Do this:
Return all the data below as it stands, minus the pictures.

##### Data for this exercise #####

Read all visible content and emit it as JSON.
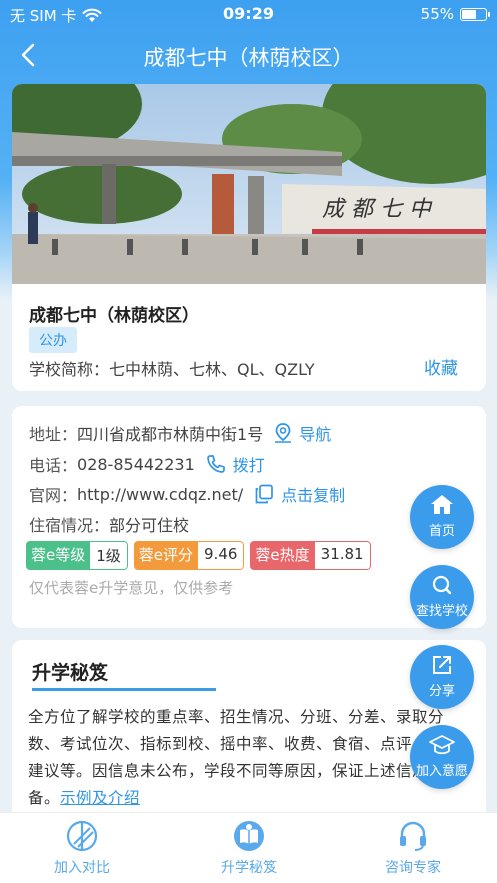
{
  "status_bar": {
    "carrier": "无 SIM 卡",
    "time": "09:29",
    "battery": "55%"
  },
  "nav": {
    "title": "成都七中（林荫校区）"
  },
  "school": {
    "name": "成都七中（林荫校区）",
    "type_tag": "公办",
    "abbr": "学校简称：七中林荫、七林、QL、QZLY",
    "collect_label": "收藏"
  },
  "info": {
    "address_label": "地址：",
    "address": "四川省成都市林荫中街1号",
    "navigate_label": "导航",
    "phone_label": "电话：",
    "phone": "028-85442231",
    "call_label": "拨打",
    "website_label": "官网：",
    "website": "http://www.cdqz.net/",
    "copy_label": "点击复制",
    "boarding_label": "住宿情况：",
    "boarding": "部分可住校",
    "ratings": [
      {
        "key": "蓉e等级",
        "value": "1级",
        "color": "#4cc08a"
      },
      {
        "key": "蓉e评分",
        "value": "9.46",
        "color": "#f39a3c"
      },
      {
        "key": "蓉e热度",
        "value": "31.81",
        "color": "#e8676b"
      }
    ],
    "disclaimer": "仅代表蓉e升学意见，仅供参考"
  },
  "guide": {
    "title": "升学秘笈",
    "body": "全方位了解学校的重点率、招生情况、分班、分差、录取分数、考试位次、指标到校、摇中率、收费、食宿、点评、就读建议等。因信息未公布，学段不同等原因，保证上述信息都齐备。",
    "link": "示例及介绍"
  },
  "fabs": {
    "home": "首页",
    "find": "查找学校",
    "share": "分享",
    "wish": "加入意愿"
  },
  "tabs": {
    "compare": "加入对比",
    "guide": "升学秘笈",
    "expert": "咨询专家"
  },
  "colors": {
    "primary": "#3c9cec",
    "accent_text": "#2f95e6"
  }
}
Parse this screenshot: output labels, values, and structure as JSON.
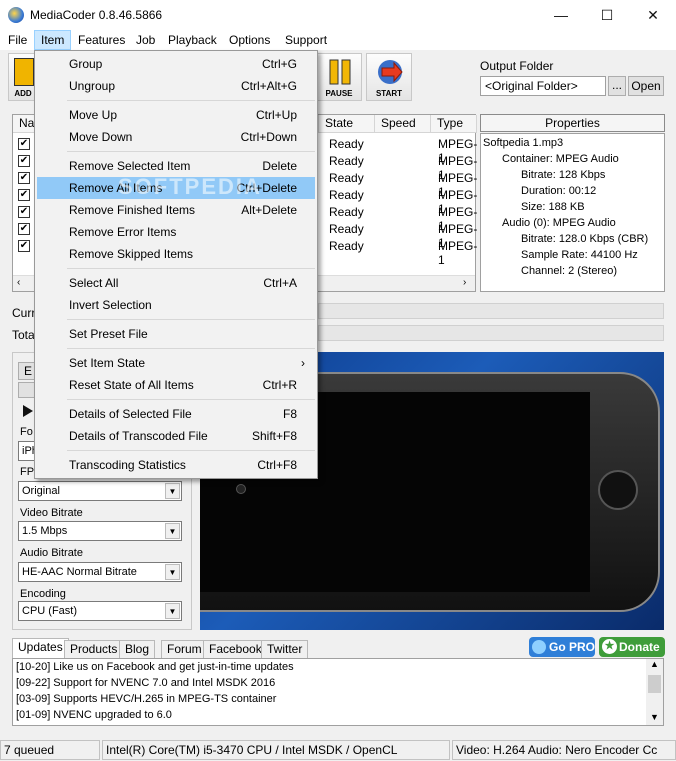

#####

Problem solution:
Read all visible content and emit it as JSON.
{
  "status_bar": {
    "carrier": "无 SIM 卡",
    "time": "09:29",
    "battery": "55%"
  },
  "nav": {
    "title": "成都七中（林荫校区）"
  },
  "school": {
    "name": "成都七中（林荫校区）",
    "type_tag": "公办",
    "abbr": "学校简称：七中林荫、七林、QL、QZLY",
    "collect_label": "收藏"
  },
  "info": {
    "address_label": "地址：",
    "address": "四川省成都市林荫中街1号",
    "navigate_label": "导航",
    "phone_label": "电话：",
    "phone": "028-85442231",
    "call_label": "拨打",
    "website_label": "官网：",
    "website": "http://www.cdqz.net/",
    "copy_label": "点击复制",
    "boarding_label": "住宿情况：",
    "boarding": "部分可住校",
    "ratings": [
      {
        "key": "蓉e等级",
        "value": "1级",
        "color": "#4cc08a"
      },
      {
        "key": "蓉e评分",
        "value": "9.46",
        "color": "#f39a3c"
      },
      {
        "key": "蓉e热度",
        "value": "31.81",
        "color": "#e8676b"
      }
    ],
    "disclaimer": "仅代表蓉e升学意见，仅供参考"
  },
  "guide": {
    "title": "升学秘笈",
    "body": "全方位了解学校的重点率、招生情况、分班、分差、录取分数、考试位次、指标到校、摇中率、收费、食宿、点评、就读建议等。因信息未公布，学段不同等原因，保证上述信息都齐备。",
    "link": "示例及介绍"
  },
  "fabs": {
    "home": "首页",
    "find": "查找学校",
    "share": "分享",
    "wish": "加入意愿"
  },
  "tabs": {
    "compare": "加入对比",
    "guide": "升学秘笈",
    "expert": "咨询专家"
  },
  "colors": {
    "primary": "#3c9cec",
    "accent_text": "#2f95e6"
  }
}
Parse this screenshot: output labels, values, and structure as JSON.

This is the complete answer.